--- Start Dataset extract ---

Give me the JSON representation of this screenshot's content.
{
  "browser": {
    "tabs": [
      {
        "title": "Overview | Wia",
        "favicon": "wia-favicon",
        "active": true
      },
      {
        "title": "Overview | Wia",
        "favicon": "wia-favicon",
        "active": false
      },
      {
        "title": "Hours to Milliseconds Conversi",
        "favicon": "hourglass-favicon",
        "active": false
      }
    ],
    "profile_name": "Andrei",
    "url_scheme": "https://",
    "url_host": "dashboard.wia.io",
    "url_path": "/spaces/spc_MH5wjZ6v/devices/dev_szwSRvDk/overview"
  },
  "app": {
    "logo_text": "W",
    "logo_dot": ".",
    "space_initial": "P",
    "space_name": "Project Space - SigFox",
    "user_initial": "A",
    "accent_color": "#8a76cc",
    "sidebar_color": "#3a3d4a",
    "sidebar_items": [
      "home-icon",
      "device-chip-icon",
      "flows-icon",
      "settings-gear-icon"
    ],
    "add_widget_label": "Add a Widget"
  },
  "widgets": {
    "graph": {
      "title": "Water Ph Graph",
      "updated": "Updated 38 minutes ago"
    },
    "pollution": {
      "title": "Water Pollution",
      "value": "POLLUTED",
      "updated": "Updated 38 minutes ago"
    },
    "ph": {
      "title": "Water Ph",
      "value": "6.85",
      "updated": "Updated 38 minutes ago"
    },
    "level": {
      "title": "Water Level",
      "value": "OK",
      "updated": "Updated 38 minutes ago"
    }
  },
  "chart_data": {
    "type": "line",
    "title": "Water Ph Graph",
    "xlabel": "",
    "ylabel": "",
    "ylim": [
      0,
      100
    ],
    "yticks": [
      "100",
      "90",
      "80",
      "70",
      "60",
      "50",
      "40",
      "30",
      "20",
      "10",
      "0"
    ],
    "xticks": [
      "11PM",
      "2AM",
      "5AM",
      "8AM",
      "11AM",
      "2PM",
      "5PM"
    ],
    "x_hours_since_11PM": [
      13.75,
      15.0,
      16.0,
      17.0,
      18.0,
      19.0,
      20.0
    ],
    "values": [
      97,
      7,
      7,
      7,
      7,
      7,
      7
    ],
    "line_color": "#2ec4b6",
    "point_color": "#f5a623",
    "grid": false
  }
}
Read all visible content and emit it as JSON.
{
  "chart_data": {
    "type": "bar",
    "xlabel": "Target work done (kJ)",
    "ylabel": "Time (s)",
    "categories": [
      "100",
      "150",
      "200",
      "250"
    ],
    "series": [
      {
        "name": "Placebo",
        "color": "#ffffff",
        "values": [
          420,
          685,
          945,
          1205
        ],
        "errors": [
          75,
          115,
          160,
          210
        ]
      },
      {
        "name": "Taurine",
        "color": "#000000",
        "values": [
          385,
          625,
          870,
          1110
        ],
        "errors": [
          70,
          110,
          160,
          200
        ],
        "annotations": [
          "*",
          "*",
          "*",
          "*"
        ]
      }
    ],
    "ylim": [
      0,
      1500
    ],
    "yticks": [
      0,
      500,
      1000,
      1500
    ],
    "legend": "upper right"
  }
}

--- End Dataset extract ---

# Problem to solve:
Find every line with the word "JSON" and state how many there are, with no other words.

# Written answer:
2